◆ **DATA PROVIDED**
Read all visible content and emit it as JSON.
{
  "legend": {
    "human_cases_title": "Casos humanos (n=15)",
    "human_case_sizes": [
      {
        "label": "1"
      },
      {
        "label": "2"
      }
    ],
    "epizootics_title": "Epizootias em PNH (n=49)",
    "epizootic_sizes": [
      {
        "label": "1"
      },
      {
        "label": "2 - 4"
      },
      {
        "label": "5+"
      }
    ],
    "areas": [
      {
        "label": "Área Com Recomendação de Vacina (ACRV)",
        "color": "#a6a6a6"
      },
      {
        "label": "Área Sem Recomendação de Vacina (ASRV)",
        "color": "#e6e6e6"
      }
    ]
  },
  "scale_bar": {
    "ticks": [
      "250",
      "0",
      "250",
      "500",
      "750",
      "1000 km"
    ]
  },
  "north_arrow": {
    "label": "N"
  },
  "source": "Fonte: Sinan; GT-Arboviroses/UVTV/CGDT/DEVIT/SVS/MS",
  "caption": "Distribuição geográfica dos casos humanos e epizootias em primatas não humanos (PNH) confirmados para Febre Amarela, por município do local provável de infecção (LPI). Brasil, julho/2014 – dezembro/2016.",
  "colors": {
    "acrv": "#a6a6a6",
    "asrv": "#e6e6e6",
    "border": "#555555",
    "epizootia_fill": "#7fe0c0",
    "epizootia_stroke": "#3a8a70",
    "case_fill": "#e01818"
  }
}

◆ **WHAT YOU SHOULD DO**
Each line in the entries above that includes the string "Recomendação" should be extracted.

◆ **RESULT OF THIS TASK**
        "label": "Área Com Recomendação de Vacina (ACRV)",
        "label": "Área Sem Recomendação de Vacina (ASRV)",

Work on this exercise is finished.